Objective » Copy out the material below line for line, with every character kept the same.

• • • • • • •

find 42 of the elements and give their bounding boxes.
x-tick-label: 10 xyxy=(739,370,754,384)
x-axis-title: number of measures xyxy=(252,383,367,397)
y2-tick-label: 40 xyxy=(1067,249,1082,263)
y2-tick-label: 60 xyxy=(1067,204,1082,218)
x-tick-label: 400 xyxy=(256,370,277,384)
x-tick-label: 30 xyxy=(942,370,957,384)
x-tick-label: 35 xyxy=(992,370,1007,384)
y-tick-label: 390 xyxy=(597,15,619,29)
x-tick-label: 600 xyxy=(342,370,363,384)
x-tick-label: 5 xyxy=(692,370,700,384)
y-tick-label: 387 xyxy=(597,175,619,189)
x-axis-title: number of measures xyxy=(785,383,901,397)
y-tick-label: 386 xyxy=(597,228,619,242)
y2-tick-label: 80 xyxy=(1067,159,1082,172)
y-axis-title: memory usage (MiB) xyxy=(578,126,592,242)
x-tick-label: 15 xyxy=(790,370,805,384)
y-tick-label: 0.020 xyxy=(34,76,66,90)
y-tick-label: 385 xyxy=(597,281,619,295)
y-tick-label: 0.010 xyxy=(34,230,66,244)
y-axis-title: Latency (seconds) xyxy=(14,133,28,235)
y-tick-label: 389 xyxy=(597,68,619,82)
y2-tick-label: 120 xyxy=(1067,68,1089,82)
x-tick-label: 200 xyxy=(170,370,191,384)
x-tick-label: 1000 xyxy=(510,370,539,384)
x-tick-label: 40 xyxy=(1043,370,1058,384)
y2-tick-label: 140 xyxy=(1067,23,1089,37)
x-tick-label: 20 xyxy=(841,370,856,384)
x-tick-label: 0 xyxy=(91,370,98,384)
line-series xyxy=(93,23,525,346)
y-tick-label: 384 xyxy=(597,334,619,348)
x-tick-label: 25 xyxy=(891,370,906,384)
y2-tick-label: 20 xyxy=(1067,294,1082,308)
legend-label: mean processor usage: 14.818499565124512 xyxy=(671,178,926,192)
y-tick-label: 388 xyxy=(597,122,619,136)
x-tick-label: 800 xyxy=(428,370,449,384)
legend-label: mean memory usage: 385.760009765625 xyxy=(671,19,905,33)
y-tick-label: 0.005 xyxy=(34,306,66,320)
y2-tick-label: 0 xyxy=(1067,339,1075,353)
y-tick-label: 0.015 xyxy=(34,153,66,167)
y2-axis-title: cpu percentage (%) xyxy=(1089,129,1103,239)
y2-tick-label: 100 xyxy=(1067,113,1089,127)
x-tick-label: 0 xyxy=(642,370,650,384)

• • • • • • •

Task output »
find 42 of the elements and give their bounding boxes.
x-tick-label: 10 xyxy=(739,370,754,384)
x-axis-title: number of measures xyxy=(252,383,367,397)
y2-tick-label: 40 xyxy=(1067,249,1082,263)
y2-tick-label: 60 xyxy=(1067,204,1082,218)
x-tick-label: 400 xyxy=(256,370,277,384)
x-tick-label: 30 xyxy=(942,370,957,384)
x-tick-label: 35 xyxy=(992,370,1007,384)
y-tick-label: 390 xyxy=(597,15,619,29)
x-tick-label: 600 xyxy=(342,370,363,384)
x-tick-label: 5 xyxy=(692,370,700,384)
y-tick-label: 387 xyxy=(597,175,619,189)
x-axis-title: number of measures xyxy=(785,383,901,397)
y-tick-label: 386 xyxy=(597,228,619,242)
y2-tick-label: 80 xyxy=(1067,159,1082,172)
y-axis-title: memory usage (MiB) xyxy=(578,126,592,242)
x-tick-label: 15 xyxy=(790,370,805,384)
y-tick-label: 0.020 xyxy=(34,76,66,90)
y-tick-label: 385 xyxy=(597,281,619,295)
y-tick-label: 0.010 xyxy=(34,230,66,244)
y-axis-title: Latency (seconds) xyxy=(14,133,28,235)
y-tick-label: 389 xyxy=(597,68,619,82)
y2-tick-label: 120 xyxy=(1067,68,1089,82)
x-tick-label: 200 xyxy=(170,370,191,384)
x-tick-label: 1000 xyxy=(510,370,539,384)
x-tick-label: 40 xyxy=(1043,370,1058,384)
y2-tick-label: 140 xyxy=(1067,23,1089,37)
x-tick-label: 20 xyxy=(841,370,856,384)
x-tick-label: 0 xyxy=(91,370,98,384)
line-series xyxy=(93,23,525,346)
y-tick-label: 384 xyxy=(597,334,619,348)
x-tick-label: 25 xyxy=(891,370,906,384)
y2-tick-label: 20 xyxy=(1067,294,1082,308)
legend-label: mean processor usage: 14.818499565124512 xyxy=(671,178,926,192)
y-tick-label: 388 xyxy=(597,122,619,136)
x-tick-label: 800 xyxy=(428,370,449,384)
legend-label: mean memory usage: 385.760009765625 xyxy=(671,19,905,33)
y-tick-label: 0.005 xyxy=(34,306,66,320)
y2-tick-label: 0 xyxy=(1067,339,1075,353)
y-tick-label: 0.015 xyxy=(34,153,66,167)
y2-axis-title: cpu percentage (%) xyxy=(1089,129,1103,239)
y2-tick-label: 100 xyxy=(1067,113,1089,127)
x-tick-label: 0 xyxy=(642,370,650,384)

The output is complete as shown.